▶ [GOAL]:
Pull every line with the word "осуществляется" out of the entries below.

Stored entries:
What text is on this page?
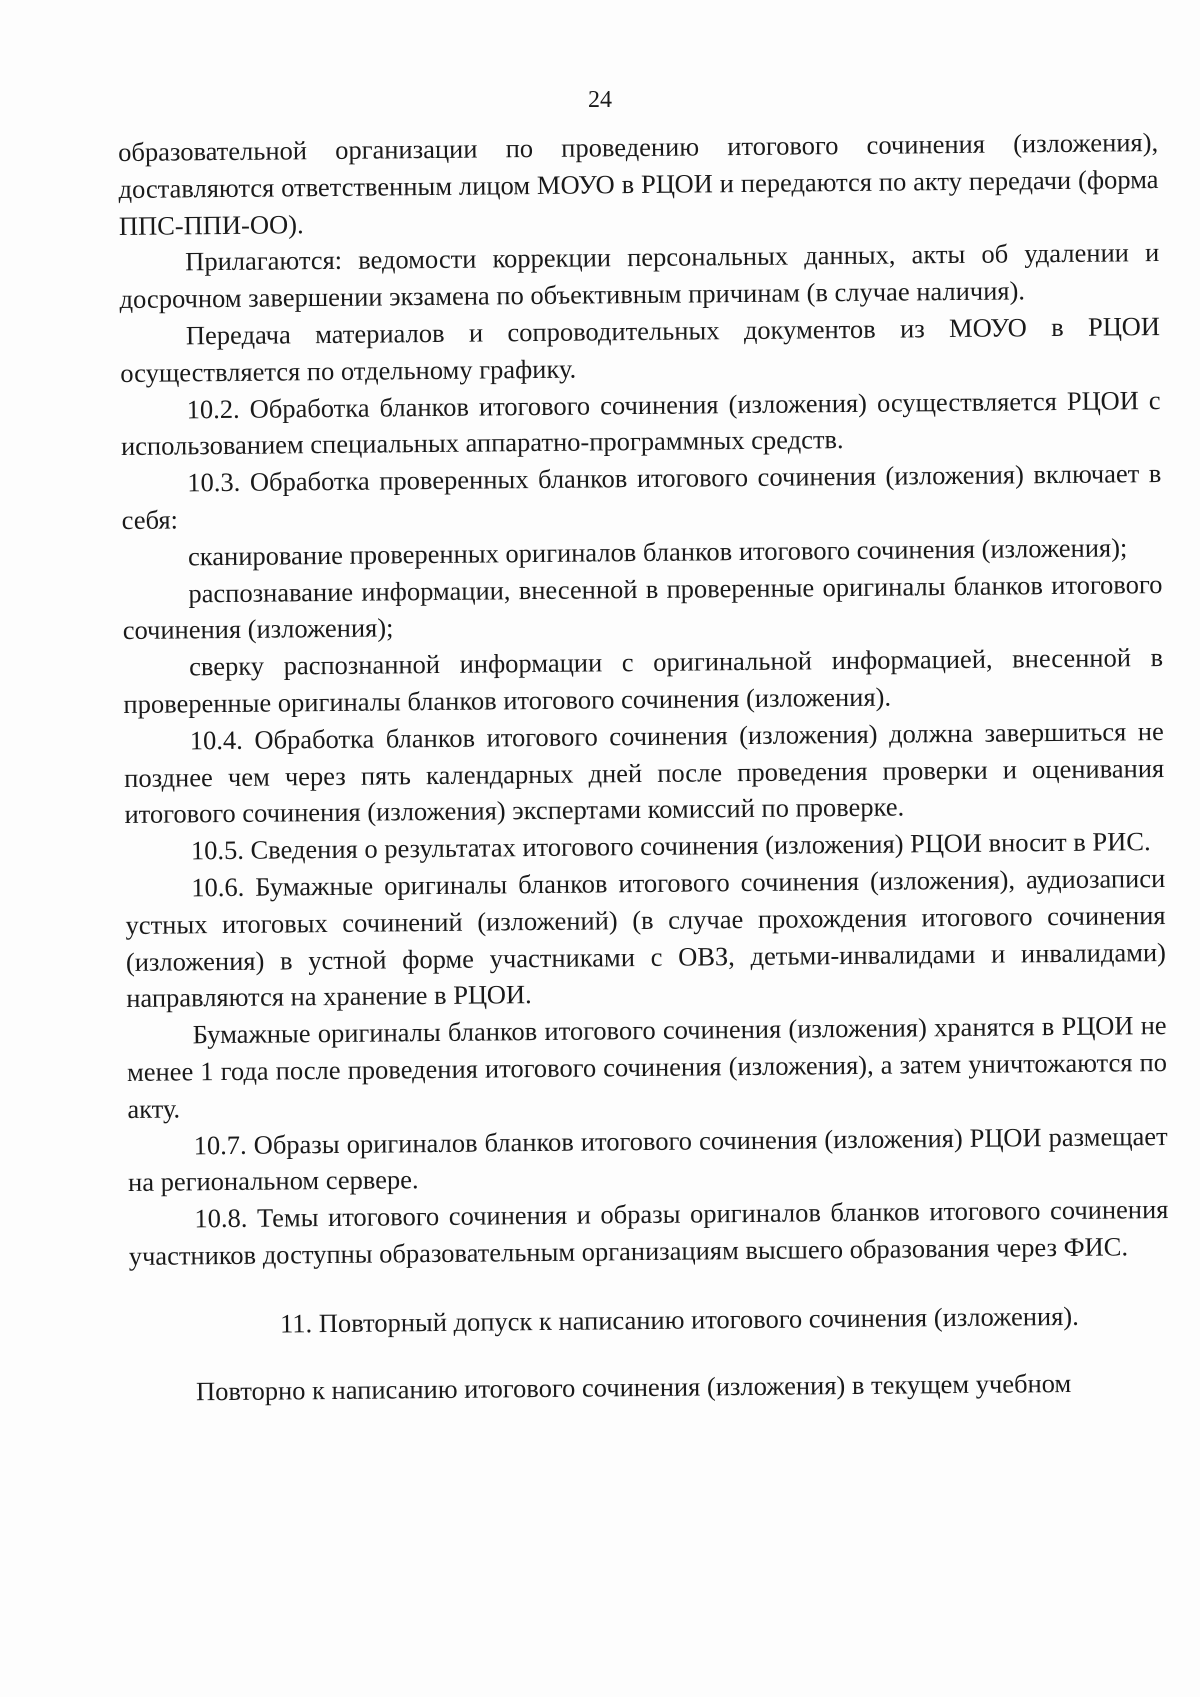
24

образовательной организации по проведению итогового сочинения (изложения), доставляются ответственным лицом МОУО в РЦОИ и передаются по акту передачи (форма ППС-ППИ-ОО).

Прилагаются: ведомости коррекции персональных данных, акты об удалении и досрочном завершении экзамена по объективным причинам (в случае наличия).

Передача материалов и сопроводительных документов из МОУО в РЦОИ осуществляется по отдельному графику.

10.2. Обработка бланков итогового сочинения (изложения) осуществляется РЦОИ с использованием специальных аппаратно-программных средств.

10.3. Обработка проверенных бланков итогового сочинения (изложения) включает в себя:

сканирование проверенных оригиналов бланков итогового сочинения (изложения);

распознавание информации, внесенной в проверенные оригиналы бланков итогового сочинения (изложения);

сверку распознанной информации с оригинальной информацией, внесенной в проверенные оригиналы бланков итогового сочинения (изложения).

10.4. Обработка бланков итогового сочинения (изложения) должна завершиться не позднее чем через пять календарных дней после проведения проверки и оценивания итогового сочинения (изложения) экспертами комиссий по проверке.

10.5. Сведения о результатах итогового сочинения (изложения) РЦОИ вносит в РИС.

10.6. Бумажные оригиналы бланков итогового сочинения (изложения), аудиозаписи устных итоговых сочинений (изложений) (в случае прохождения итогового сочинения (изложения) в устной форме участниками с ОВЗ, детьми-инвалидами и инвалидами) направляются на хранение в РЦОИ.

Бумажные оригиналы бланков итогового сочинения (изложения) хранятся в РЦОИ не менее 1 года после проведения итогового сочинения (изложения), а затем уничтожаются по акту.

10.7. Образы оригиналов бланков итогового сочинения (изложения) РЦОИ размещает на региональном сервере.

10.8. Темы итогового сочинения и образы оригиналов бланков итогового сочинения участников доступны образовательным организациям высшего образования через ФИС.

11. Повторный допуск к написанию итогового сочинения (изложения).

Повторно к написанию итогового сочинения (изложения) в текущем учебном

▶ [CORRECT ANSWER]:
Передача материалов и сопроводительных документов из МОУО в РЦОИ осуществляется по отдельному графику.
10.2. Обработка бланков итогового сочинения (изложения) осуществляется РЦОИ с использованием специальных аппаратно-программных средств.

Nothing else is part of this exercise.